● Exercise requirements
Determine the number of lines in the listing below where the string "JSON" occurs; answer with the number alone.

● Input

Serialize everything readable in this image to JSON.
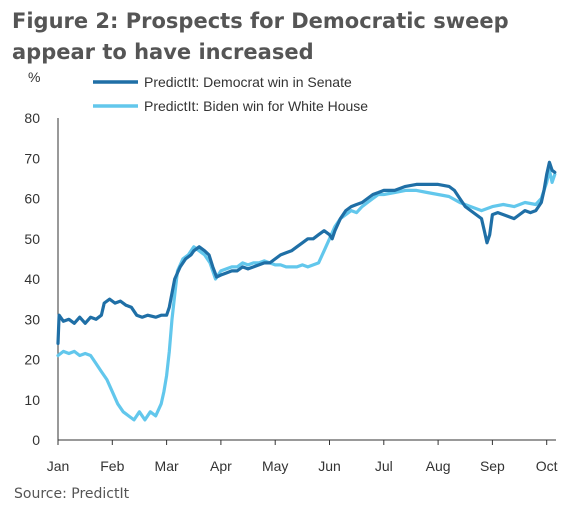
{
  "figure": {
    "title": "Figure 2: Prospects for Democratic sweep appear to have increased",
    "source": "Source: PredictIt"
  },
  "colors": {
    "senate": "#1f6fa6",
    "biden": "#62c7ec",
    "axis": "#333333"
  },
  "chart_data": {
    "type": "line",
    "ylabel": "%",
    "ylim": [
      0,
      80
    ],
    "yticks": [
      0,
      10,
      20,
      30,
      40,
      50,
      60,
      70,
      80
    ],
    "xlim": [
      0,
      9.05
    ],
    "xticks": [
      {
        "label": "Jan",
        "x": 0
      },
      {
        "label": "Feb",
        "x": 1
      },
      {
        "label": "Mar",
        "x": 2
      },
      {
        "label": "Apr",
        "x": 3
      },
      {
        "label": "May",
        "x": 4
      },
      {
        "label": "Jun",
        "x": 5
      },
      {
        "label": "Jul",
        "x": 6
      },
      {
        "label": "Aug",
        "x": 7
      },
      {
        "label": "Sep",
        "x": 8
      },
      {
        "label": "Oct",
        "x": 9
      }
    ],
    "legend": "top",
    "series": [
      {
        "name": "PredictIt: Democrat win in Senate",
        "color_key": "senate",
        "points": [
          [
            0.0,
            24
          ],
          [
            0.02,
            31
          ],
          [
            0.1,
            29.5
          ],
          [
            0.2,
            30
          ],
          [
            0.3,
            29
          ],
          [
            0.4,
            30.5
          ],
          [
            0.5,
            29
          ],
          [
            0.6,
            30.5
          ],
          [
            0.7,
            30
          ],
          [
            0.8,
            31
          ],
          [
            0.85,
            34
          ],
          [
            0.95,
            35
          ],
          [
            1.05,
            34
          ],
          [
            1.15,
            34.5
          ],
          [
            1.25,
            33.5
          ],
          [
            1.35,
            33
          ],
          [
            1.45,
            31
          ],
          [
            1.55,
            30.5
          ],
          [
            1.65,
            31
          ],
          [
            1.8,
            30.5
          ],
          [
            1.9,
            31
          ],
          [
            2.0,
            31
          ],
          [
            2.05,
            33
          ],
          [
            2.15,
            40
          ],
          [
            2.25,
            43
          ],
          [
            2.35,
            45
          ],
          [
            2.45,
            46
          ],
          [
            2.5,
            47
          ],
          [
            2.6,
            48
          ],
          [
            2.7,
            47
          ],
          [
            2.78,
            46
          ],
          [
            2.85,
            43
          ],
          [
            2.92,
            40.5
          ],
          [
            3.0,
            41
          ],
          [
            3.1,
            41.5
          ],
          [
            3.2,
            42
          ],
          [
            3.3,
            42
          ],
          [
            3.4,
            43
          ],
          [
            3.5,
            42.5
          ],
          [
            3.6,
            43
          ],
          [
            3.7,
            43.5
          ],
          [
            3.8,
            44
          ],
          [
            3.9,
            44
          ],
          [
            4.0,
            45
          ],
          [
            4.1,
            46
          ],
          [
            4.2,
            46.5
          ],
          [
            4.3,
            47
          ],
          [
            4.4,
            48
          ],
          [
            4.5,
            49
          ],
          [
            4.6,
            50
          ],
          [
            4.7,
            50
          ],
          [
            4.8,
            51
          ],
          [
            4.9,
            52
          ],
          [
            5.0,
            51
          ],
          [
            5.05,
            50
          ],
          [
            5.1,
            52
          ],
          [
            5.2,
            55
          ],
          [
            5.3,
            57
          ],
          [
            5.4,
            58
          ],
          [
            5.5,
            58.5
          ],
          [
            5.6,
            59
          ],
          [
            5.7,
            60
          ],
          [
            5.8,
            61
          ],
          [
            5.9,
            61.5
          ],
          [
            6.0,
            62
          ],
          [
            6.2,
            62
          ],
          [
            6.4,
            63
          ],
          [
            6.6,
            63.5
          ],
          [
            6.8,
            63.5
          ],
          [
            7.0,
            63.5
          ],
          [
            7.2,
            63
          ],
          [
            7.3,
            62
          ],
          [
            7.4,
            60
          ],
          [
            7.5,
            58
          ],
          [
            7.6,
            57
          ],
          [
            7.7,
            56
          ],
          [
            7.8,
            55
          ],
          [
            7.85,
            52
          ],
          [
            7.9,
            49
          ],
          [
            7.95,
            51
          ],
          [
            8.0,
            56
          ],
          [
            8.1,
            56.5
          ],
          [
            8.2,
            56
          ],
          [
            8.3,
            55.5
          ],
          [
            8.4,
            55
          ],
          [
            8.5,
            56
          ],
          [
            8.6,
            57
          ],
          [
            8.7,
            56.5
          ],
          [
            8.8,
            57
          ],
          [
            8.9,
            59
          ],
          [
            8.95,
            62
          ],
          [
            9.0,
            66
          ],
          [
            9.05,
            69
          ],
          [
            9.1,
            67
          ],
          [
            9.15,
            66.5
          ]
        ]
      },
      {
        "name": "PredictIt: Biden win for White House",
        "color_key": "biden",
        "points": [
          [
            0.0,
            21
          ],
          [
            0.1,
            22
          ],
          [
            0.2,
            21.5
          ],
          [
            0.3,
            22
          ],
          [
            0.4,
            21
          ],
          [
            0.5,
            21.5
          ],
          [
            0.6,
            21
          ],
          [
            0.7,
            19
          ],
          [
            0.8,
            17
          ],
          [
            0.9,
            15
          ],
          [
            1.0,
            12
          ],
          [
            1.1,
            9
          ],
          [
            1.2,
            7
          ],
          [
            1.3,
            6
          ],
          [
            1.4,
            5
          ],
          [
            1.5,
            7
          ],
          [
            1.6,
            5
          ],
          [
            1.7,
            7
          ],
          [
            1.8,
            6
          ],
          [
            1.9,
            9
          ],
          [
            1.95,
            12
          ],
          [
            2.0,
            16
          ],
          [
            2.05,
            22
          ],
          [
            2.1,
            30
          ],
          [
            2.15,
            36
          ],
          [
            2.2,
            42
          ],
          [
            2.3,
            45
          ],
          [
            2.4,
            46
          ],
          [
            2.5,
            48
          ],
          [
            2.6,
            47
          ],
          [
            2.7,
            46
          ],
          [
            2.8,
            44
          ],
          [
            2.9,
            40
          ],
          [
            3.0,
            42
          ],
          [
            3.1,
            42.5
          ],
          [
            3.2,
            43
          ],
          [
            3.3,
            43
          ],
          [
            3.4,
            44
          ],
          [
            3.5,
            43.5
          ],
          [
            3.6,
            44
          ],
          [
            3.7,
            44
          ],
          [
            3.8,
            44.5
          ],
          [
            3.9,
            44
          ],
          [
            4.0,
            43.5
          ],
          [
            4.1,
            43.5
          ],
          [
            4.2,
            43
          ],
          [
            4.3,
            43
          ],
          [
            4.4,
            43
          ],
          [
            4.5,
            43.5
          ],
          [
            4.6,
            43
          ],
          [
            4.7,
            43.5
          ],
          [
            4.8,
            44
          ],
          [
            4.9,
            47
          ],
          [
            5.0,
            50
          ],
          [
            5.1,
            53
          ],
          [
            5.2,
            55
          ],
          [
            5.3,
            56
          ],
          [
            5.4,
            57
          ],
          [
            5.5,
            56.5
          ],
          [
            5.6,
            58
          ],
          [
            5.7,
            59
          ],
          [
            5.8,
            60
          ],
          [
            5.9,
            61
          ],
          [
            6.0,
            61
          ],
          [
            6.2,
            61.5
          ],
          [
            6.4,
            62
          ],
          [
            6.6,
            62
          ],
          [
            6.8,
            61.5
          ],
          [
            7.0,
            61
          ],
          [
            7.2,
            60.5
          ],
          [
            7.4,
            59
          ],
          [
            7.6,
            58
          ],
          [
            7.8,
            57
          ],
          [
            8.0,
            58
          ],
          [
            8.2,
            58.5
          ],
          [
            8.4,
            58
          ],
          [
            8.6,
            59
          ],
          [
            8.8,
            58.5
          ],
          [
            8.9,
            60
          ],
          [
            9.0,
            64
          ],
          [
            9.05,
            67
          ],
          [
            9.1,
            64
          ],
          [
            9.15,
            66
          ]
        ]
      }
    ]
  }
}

==

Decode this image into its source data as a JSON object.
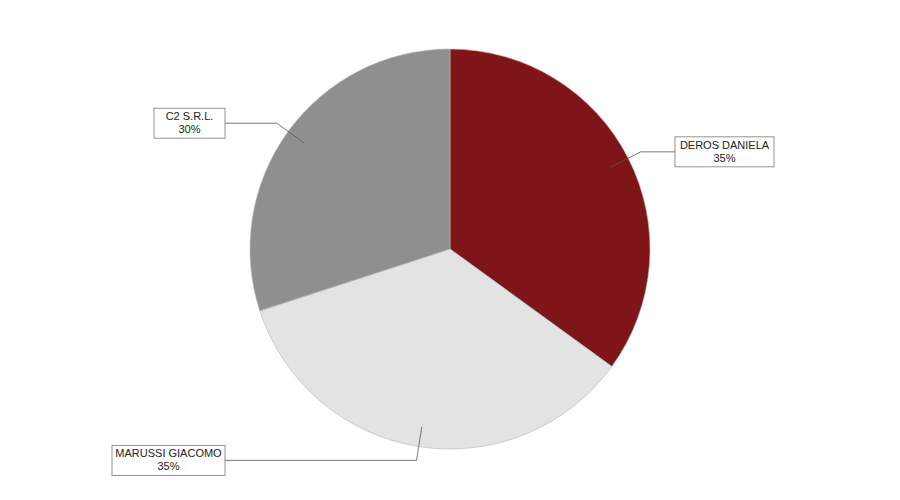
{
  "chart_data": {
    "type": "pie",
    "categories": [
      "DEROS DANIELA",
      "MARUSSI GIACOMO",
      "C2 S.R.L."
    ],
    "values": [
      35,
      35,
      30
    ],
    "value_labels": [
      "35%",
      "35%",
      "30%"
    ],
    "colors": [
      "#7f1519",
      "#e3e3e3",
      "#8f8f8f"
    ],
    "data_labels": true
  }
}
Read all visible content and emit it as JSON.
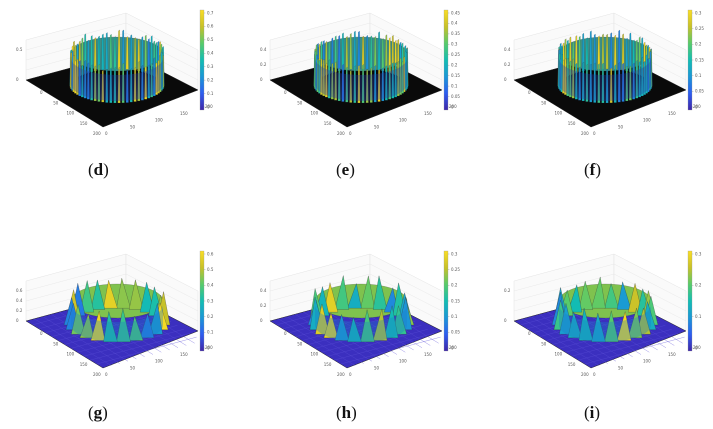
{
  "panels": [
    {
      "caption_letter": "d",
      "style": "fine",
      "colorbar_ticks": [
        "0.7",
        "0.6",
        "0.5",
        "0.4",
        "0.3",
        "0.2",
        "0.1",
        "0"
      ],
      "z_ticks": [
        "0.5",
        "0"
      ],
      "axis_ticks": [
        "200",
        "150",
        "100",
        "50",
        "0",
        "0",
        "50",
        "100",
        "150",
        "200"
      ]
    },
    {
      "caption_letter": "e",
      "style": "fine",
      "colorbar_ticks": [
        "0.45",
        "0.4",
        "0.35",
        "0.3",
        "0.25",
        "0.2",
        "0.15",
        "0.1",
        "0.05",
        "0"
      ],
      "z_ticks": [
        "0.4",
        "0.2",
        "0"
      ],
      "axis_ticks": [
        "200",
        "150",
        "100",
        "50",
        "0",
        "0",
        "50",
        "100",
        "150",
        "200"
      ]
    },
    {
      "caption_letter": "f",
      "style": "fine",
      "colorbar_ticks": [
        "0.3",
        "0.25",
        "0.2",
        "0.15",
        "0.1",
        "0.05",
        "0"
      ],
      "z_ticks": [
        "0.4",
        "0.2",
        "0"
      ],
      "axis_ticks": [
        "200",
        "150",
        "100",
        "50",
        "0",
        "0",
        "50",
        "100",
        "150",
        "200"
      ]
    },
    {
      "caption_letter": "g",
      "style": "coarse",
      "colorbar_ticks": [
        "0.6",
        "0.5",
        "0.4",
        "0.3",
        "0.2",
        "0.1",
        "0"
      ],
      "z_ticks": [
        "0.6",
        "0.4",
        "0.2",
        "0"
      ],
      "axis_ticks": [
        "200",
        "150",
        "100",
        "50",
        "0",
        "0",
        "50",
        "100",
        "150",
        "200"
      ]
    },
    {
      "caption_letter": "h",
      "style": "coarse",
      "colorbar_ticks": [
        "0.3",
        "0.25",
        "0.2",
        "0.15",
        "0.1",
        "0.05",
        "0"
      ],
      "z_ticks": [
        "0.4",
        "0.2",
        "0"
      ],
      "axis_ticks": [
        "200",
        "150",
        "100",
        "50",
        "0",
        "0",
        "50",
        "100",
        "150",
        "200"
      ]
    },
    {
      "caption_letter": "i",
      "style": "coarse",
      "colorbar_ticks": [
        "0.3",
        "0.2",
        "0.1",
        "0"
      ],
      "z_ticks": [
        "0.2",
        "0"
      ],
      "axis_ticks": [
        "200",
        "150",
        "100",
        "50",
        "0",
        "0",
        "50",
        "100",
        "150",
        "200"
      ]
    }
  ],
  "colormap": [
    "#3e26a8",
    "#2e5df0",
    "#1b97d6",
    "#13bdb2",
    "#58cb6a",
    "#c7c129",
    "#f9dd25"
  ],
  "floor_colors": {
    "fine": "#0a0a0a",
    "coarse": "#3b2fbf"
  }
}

● Result below
3